* Begin Data rows *

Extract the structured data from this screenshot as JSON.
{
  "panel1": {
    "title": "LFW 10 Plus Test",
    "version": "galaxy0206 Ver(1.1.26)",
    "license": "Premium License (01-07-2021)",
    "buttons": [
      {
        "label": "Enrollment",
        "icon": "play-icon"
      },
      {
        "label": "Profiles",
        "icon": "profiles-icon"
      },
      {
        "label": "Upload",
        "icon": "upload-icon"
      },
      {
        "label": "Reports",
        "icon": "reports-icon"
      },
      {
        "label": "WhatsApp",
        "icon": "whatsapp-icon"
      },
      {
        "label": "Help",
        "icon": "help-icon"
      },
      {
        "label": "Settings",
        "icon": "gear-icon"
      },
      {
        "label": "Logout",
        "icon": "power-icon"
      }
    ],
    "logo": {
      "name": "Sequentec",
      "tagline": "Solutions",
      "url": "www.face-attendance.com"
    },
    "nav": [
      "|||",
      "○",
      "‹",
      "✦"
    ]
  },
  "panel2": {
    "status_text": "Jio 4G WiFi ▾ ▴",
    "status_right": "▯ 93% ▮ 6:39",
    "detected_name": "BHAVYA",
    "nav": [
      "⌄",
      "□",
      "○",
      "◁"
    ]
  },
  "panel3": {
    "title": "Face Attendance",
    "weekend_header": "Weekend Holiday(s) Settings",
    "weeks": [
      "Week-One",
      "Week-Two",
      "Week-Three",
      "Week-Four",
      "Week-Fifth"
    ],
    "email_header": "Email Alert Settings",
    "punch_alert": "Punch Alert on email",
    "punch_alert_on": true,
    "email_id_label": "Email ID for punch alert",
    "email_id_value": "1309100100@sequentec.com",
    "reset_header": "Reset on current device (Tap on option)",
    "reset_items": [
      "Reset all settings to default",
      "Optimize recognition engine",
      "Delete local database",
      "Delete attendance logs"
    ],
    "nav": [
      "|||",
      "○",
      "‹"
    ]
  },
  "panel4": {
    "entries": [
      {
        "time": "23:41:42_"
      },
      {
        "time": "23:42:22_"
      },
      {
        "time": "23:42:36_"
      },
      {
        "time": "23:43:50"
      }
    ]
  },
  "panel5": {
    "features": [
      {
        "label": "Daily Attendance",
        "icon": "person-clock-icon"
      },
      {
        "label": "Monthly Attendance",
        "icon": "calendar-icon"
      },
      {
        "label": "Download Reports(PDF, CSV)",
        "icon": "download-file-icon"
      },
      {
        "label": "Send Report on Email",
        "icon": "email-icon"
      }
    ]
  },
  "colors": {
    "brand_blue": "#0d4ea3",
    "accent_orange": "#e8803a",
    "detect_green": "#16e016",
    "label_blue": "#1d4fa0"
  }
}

* End Data rows *

Stated task
From the data, pick out every line that includes "title".

Result of the exercise
    "title": "LFW 10 Plus Test",
    "title": "Face Attendance",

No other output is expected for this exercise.